Input records ::
══════════

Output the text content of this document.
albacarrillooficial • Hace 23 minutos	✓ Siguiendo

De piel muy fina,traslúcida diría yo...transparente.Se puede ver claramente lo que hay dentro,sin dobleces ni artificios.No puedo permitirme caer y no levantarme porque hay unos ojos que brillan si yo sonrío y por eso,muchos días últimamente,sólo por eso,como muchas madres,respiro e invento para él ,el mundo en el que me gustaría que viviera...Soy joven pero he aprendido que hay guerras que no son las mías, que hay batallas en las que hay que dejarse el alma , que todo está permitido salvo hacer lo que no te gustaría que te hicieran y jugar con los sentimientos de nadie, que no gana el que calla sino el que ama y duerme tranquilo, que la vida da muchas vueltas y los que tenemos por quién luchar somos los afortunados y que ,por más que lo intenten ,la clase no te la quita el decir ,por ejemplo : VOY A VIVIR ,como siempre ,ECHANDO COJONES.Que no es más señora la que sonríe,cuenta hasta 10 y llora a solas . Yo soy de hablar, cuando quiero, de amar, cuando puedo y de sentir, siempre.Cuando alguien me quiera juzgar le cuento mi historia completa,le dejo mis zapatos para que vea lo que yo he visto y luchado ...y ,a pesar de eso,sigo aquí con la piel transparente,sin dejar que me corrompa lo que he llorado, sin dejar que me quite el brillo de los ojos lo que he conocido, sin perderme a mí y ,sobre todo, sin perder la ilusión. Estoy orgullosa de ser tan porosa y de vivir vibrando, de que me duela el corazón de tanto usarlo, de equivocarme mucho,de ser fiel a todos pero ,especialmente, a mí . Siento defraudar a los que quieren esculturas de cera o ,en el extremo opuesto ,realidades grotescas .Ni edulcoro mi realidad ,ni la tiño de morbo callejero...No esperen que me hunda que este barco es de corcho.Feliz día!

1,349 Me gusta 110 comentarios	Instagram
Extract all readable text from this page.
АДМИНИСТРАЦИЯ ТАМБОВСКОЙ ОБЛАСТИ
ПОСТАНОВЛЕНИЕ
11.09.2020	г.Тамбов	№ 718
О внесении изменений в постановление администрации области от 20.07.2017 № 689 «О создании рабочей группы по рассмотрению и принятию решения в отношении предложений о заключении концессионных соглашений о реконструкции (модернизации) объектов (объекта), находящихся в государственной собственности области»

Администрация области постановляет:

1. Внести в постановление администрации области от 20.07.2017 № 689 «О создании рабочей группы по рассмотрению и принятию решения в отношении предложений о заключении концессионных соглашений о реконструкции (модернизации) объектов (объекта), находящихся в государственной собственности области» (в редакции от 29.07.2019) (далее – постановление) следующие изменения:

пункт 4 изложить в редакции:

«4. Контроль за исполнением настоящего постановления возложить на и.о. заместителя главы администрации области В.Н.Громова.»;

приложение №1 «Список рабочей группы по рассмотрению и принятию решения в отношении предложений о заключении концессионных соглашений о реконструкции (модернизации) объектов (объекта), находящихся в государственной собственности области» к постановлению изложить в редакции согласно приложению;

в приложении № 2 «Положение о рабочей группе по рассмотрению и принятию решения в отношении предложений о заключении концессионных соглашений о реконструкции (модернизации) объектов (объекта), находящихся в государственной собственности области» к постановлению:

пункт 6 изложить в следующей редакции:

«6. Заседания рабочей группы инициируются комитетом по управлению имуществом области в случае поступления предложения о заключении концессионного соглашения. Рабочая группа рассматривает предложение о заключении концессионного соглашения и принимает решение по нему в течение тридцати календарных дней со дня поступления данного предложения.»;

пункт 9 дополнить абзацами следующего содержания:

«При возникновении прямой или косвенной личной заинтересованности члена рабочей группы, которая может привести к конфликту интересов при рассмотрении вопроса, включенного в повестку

══════════

Your goal ::
Show all lines from the records above where the word "редакции" occurs.

Result of this exercise ::
1. Внести в постановление администрации области от 20.07.2017 № 689 «О создании рабочей группы по рассмотрению и принятию решения в отношении предложений о заключении концессионных соглашений о реконструкции (модернизации) объектов (объекта), находящихся в государственной собственности области» (в редакции от 29.07.2019) (далее – постановление) следующие изменения:
пункт 4 изложить в редакции:
приложение №1 «Список рабочей группы по рассмотрению и принятию решения в отношении предложений о заключении концессионных соглашений о реконструкции (модернизации) объектов (объекта), находящихся в государственной собственности области» к постановлению изложить в редакции согласно приложению;
пункт 6 изложить в следующей редакции:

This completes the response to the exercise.